* Task requirements: Copy out the complete listing, word for word.
+++ Dataset entries +++
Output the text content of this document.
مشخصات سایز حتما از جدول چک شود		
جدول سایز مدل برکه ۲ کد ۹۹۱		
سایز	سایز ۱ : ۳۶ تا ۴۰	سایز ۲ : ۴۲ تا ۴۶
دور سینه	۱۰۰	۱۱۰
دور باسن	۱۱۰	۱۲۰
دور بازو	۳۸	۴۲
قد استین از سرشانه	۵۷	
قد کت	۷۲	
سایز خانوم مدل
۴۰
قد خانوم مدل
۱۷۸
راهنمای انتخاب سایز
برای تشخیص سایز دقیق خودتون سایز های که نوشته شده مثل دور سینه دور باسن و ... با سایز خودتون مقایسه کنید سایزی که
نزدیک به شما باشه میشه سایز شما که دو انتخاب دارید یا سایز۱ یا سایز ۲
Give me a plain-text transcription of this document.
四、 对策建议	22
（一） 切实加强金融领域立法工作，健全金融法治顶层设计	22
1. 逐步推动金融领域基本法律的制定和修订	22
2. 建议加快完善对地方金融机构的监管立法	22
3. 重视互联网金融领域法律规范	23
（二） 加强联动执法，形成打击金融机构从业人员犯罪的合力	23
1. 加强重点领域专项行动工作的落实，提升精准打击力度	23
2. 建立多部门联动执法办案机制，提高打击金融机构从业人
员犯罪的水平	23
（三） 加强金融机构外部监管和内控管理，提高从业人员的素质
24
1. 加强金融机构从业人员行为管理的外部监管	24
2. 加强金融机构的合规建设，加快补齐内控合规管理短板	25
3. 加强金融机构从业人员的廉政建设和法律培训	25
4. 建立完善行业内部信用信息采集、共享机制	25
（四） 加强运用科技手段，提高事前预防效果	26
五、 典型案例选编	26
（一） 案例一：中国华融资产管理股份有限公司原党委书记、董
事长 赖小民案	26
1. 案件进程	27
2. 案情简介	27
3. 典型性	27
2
+++
* Solution for this exercise:
Output the text content of this document.
مشخصات سایز حتما از جدول چک شود		
جدول سایز مدل برکه ۲ کد ۹۹۱		
سایز	سایز ۱ : ۳۶ تا ۴۰	سایز ۲ : ۴۲ تا ۴۶
دور سینه	۱۰۰	۱۱۰
دور باسن	۱۱۰	۱۲۰
دور بازو	۳۸	۴۲
قد استین از سرشانه	۵۷	
قد کت	۷۲	
سایز خانوم مدل
۴۰
قد خانوم مدل
۱۷۸
راهنمای انتخاب سایز
برای تشخیص سایز دقیق خودتون سایز های که نوشته شده مثل دور سینه دور باسن و ... با سایز خودتون مقایسه کنید سایزی که
نزدیک به شما باشه میشه سایز شما که دو انتخاب دارید یا سایز۱ یا سایز ۲
Give me a plain-text transcription of this document.
四、 对策建议	22
（一） 切实加强金融领域立法工作，健全金融法治顶层设计	22
1. 逐步推动金融领域基本法律的制定和修订	22
2. 建议加快完善对地方金融机构的监管立法	22
3. 重视互联网金融领域法律规范	23
（二） 加强联动执法，形成打击金融机构从业人员犯罪的合力	23
1. 加强重点领域专项行动工作的落实，提升精准打击力度	23
2. 建立多部门联动执法办案机制，提高打击金融机构从业人
员犯罪的水平	23
（三） 加强金融机构外部监管和内控管理，提高从业人员的素质
24
1. 加强金融机构从业人员行为管理的外部监管	24
2. 加强金融机构的合规建设，加快补齐内控合规管理短板	25
3. 加强金融机构从业人员的廉政建设和法律培训	25
4. 建立完善行业内部信用信息采集、共享机制	25
（四） 加强运用科技手段，提高事前预防效果	26
五、 典型案例选编	26
（一） 案例一：中国华融资产管理股份有限公司原党委书记、董
事长 赖小民案	26
1. 案件进程	27
2. 案情简介	27
3. 典型性	27
2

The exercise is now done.